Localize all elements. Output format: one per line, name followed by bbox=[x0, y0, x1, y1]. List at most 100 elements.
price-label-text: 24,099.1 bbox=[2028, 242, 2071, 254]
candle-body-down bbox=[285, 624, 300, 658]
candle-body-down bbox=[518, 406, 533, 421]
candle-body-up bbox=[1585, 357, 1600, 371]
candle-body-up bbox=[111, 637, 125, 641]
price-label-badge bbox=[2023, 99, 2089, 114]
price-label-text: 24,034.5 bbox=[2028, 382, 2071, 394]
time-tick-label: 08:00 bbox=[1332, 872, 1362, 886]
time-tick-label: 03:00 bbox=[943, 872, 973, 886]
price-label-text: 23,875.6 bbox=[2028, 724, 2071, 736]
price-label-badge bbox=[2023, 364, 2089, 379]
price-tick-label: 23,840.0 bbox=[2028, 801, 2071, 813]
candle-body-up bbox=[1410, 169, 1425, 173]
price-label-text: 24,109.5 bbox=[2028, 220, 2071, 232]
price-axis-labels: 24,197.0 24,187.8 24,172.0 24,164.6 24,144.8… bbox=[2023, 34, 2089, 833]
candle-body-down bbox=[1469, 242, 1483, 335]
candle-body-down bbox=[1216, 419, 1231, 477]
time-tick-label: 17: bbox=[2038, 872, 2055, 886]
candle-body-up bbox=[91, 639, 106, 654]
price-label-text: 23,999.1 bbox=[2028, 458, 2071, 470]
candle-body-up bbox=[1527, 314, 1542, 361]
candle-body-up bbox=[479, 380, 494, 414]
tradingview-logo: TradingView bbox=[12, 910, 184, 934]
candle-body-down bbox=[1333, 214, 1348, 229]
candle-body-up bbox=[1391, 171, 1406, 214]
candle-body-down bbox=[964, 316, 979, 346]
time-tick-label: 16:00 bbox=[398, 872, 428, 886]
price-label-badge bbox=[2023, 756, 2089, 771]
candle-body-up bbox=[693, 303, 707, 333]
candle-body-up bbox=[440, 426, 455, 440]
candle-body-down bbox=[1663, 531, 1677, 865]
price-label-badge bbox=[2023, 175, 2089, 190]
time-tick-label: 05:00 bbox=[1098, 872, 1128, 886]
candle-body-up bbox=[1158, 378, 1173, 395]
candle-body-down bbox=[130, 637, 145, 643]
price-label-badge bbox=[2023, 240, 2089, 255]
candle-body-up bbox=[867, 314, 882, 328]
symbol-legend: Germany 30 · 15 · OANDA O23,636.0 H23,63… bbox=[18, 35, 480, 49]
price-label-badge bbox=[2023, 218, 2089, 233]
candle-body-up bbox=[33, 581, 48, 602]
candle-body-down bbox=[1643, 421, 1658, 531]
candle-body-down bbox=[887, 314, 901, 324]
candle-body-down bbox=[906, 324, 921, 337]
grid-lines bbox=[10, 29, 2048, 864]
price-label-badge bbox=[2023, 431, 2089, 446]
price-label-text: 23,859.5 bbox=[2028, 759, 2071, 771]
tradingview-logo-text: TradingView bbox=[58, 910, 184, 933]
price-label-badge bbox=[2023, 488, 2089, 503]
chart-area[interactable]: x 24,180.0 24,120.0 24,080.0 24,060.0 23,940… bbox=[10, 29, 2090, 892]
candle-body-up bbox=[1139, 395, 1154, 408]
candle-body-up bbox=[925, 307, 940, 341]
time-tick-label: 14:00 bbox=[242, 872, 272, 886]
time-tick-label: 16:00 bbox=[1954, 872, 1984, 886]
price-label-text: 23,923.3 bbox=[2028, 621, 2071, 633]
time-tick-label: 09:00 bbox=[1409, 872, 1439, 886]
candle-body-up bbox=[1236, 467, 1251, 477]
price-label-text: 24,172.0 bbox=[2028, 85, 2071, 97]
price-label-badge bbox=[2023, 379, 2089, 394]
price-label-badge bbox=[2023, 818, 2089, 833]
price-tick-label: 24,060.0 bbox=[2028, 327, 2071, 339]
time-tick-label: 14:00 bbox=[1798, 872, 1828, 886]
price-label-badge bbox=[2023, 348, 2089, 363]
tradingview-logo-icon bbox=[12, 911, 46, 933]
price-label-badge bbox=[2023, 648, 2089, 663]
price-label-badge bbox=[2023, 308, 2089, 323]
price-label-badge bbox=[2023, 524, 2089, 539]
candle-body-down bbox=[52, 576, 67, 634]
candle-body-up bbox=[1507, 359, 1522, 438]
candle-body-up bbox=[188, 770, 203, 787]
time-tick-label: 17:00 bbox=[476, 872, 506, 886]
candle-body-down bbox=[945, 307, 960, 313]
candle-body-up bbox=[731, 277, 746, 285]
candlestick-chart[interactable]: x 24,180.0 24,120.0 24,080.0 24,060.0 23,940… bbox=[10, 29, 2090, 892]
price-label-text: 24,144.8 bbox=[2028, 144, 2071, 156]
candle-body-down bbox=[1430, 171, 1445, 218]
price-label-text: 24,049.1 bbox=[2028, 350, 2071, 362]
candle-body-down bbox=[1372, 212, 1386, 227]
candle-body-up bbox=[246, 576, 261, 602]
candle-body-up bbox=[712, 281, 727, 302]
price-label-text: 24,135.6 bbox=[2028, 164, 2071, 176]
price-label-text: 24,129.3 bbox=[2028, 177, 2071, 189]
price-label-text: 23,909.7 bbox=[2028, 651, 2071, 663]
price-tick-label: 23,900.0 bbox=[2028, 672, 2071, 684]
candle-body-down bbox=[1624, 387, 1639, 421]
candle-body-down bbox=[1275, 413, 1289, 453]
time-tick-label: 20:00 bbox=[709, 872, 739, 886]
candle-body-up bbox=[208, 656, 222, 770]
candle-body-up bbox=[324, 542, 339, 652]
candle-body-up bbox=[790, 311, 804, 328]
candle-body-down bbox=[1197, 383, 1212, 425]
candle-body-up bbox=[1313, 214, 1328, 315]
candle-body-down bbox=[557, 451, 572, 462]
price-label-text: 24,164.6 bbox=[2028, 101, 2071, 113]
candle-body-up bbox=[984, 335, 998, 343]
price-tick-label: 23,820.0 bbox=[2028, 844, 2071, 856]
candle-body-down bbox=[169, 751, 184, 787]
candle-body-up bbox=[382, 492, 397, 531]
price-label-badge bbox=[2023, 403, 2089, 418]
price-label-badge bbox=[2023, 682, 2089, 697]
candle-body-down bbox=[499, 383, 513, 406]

__________

§ **Exercise directions**
Reproduce every line above character for character, changing nothing.

§ **Solution to this problem**
Localize all elements. Output format: one per line, name followed by bbox=[x0, y0, x1, y1]. List at most 100 elements.
price-label-text: 24,099.1 bbox=[2028, 242, 2071, 254]
candle-body-down bbox=[285, 624, 300, 658]
candle-body-down bbox=[518, 406, 533, 421]
candle-body-up bbox=[1585, 357, 1600, 371]
candle-body-up bbox=[111, 637, 125, 641]
price-label-badge bbox=[2023, 99, 2089, 114]
price-label-text: 24,034.5 bbox=[2028, 382, 2071, 394]
time-tick-label: 08:00 bbox=[1332, 872, 1362, 886]
time-tick-label: 03:00 bbox=[943, 872, 973, 886]
price-label-text: 23,875.6 bbox=[2028, 724, 2071, 736]
price-label-badge bbox=[2023, 364, 2089, 379]
price-tick-label: 23,840.0 bbox=[2028, 801, 2071, 813]
candle-body-up bbox=[1410, 169, 1425, 173]
price-label-text: 24,109.5 bbox=[2028, 220, 2071, 232]
price-axis-labels: 24,197.0 24,187.8 24,172.0 24,164.6 24,144.8… bbox=[2023, 34, 2089, 833]
candle-body-down bbox=[1469, 242, 1483, 335]
candle-body-down bbox=[1216, 419, 1231, 477]
time-tick-label: 17: bbox=[2038, 872, 2055, 886]
candle-body-up bbox=[91, 639, 106, 654]
price-label-text: 23,999.1 bbox=[2028, 458, 2071, 470]
candle-body-up bbox=[1527, 314, 1542, 361]
candle-body-up bbox=[479, 380, 494, 414]
tradingview-logo: TradingView bbox=[12, 910, 184, 934]
candle-body-down bbox=[1333, 214, 1348, 229]
candle-body-up bbox=[1391, 171, 1406, 214]
candle-body-down bbox=[964, 316, 979, 346]
time-tick-label: 16:00 bbox=[398, 872, 428, 886]
price-label-badge bbox=[2023, 756, 2089, 771]
candle-body-up bbox=[693, 303, 707, 333]
candle-body-up bbox=[440, 426, 455, 440]
candle-body-down bbox=[1663, 531, 1677, 865]
price-label-badge bbox=[2023, 175, 2089, 190]
time-tick-label: 05:00 bbox=[1098, 872, 1128, 886]
candle-body-up bbox=[1158, 378, 1173, 395]
candle-body-down bbox=[130, 637, 145, 643]
price-label-badge bbox=[2023, 240, 2089, 255]
candle-body-up bbox=[867, 314, 882, 328]
symbol-legend: Germany 30 · 15 · OANDA O23,636.0 H23,63… bbox=[18, 35, 480, 49]
price-label-badge bbox=[2023, 218, 2089, 233]
candle-body-up bbox=[33, 581, 48, 602]
candle-body-down bbox=[1643, 421, 1658, 531]
candle-body-down bbox=[887, 314, 901, 324]
candle-body-down bbox=[906, 324, 921, 337]
grid-lines bbox=[10, 29, 2048, 864]
price-label-badge bbox=[2023, 431, 2089, 446]
price-label-text: 23,859.5 bbox=[2028, 759, 2071, 771]
tradingview-logo-text: TradingView bbox=[58, 910, 184, 933]
price-label-badge bbox=[2023, 488, 2089, 503]
chart-area[interactable]: x 24,180.0 24,120.0 24,080.0 24,060.0 23,940… bbox=[10, 29, 2090, 892]
candle-body-up bbox=[1139, 395, 1154, 408]
candle-body-up bbox=[925, 307, 940, 341]
time-tick-label: 14:00 bbox=[242, 872, 272, 886]
time-tick-label: 16:00 bbox=[1954, 872, 1984, 886]
price-label-text: 23,923.3 bbox=[2028, 621, 2071, 633]
time-tick-label: 09:00 bbox=[1409, 872, 1439, 886]
candle-body-up bbox=[1236, 467, 1251, 477]
price-label-text: 24,172.0 bbox=[2028, 85, 2071, 97]
price-label-badge bbox=[2023, 379, 2089, 394]
price-label-badge bbox=[2023, 818, 2089, 833]
price-tick-label: 24,060.0 bbox=[2028, 327, 2071, 339]
time-tick-label: 14:00 bbox=[1798, 872, 1828, 886]
price-label-badge bbox=[2023, 348, 2089, 363]
tradingview-logo-icon bbox=[12, 911, 46, 933]
price-label-badge bbox=[2023, 648, 2089, 663]
price-label-badge bbox=[2023, 308, 2089, 323]
price-label-badge bbox=[2023, 524, 2089, 539]
candle-body-down bbox=[52, 576, 67, 634]
candle-body-up bbox=[1507, 359, 1522, 438]
candle-body-up bbox=[188, 770, 203, 787]
time-tick-label: 17:00 bbox=[476, 872, 506, 886]
candle-body-down bbox=[945, 307, 960, 313]
candle-body-up bbox=[731, 277, 746, 285]
candlestick-chart[interactable]: x 24,180.0 24,120.0 24,080.0 24,060.0 23,940… bbox=[10, 29, 2090, 892]
price-label-text: 24,144.8 bbox=[2028, 144, 2071, 156]
candle-body-down bbox=[1430, 171, 1445, 218]
price-label-text: 24,049.1 bbox=[2028, 350, 2071, 362]
candle-body-down bbox=[1372, 212, 1386, 227]
candle-body-up bbox=[246, 576, 261, 602]
candle-body-up bbox=[712, 281, 727, 302]
price-label-text: 24,135.6 bbox=[2028, 164, 2071, 176]
price-label-text: 24,129.3 bbox=[2028, 177, 2071, 189]
price-label-text: 23,909.7 bbox=[2028, 651, 2071, 663]
price-tick-label: 23,900.0 bbox=[2028, 672, 2071, 684]
candle-body-down bbox=[1624, 387, 1639, 421]
candle-body-down bbox=[1275, 413, 1289, 453]
time-tick-label: 20:00 bbox=[709, 872, 739, 886]
candle-body-up bbox=[208, 656, 222, 770]
candle-body-up bbox=[324, 542, 339, 652]
candle-body-up bbox=[790, 311, 804, 328]
candle-body-down bbox=[1197, 383, 1212, 425]
candle-body-up bbox=[1313, 214, 1328, 315]
candle-body-down bbox=[557, 451, 572, 462]
price-label-text: 24,164.6 bbox=[2028, 101, 2071, 113]
candle-body-up bbox=[984, 335, 998, 343]
price-tick-label: 23,820.0 bbox=[2028, 844, 2071, 856]
candle-body-down bbox=[169, 751, 184, 787]
candle-body-up bbox=[382, 492, 397, 531]
price-label-badge bbox=[2023, 403, 2089, 418]
price-label-badge bbox=[2023, 682, 2089, 697]
candle-body-down bbox=[499, 383, 513, 406]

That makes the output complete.